(Items from a data source)

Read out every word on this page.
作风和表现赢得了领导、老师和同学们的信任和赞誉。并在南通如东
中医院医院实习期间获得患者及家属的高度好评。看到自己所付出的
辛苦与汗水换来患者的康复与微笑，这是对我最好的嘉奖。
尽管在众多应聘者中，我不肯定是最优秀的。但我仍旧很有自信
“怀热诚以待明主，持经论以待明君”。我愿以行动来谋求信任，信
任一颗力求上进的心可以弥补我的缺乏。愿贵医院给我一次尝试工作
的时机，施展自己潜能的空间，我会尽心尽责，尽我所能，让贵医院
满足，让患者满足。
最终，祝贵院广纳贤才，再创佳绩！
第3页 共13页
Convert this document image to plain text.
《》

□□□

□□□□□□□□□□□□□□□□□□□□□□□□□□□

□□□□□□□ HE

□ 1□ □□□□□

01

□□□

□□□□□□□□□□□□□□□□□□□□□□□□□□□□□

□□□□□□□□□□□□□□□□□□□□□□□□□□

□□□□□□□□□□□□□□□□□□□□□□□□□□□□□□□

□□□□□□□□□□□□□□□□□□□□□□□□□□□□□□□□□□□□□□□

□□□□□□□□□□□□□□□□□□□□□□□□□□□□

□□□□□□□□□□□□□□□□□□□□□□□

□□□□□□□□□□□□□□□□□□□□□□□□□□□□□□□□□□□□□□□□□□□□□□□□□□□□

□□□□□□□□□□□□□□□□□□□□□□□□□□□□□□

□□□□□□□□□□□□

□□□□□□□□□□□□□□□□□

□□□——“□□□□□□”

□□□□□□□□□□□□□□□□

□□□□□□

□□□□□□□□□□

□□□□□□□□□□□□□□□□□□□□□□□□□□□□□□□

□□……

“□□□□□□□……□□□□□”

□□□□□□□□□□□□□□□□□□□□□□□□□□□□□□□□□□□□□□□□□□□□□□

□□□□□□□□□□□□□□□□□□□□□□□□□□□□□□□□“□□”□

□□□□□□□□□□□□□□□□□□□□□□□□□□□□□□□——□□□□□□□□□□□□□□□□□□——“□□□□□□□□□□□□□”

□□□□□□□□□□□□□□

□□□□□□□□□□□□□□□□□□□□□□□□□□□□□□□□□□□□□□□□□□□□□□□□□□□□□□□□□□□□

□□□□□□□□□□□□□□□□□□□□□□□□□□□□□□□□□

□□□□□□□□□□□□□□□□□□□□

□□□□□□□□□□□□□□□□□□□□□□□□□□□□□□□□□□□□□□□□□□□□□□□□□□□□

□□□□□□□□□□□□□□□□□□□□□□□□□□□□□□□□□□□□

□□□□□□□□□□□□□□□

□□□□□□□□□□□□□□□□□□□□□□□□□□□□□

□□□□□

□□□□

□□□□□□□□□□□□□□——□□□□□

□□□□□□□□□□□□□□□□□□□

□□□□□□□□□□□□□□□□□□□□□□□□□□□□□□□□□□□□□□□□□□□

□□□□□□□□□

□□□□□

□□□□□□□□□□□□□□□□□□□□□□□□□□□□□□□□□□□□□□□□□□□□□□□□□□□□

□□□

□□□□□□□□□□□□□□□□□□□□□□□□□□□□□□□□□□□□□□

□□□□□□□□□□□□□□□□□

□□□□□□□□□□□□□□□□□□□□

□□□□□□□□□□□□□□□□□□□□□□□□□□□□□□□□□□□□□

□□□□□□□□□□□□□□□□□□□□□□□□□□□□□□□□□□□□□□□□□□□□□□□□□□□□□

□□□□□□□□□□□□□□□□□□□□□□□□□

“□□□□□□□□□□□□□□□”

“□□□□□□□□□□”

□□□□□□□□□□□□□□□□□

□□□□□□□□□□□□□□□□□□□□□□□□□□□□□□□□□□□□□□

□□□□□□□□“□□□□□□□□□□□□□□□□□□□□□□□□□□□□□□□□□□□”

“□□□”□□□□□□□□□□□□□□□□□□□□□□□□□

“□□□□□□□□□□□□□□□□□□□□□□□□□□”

▶ [What is asked]
Which lines above contain "this"? Show each of them.

▶ [Exercise answer]
Read out every word on this page.
Convert this document image to plain text.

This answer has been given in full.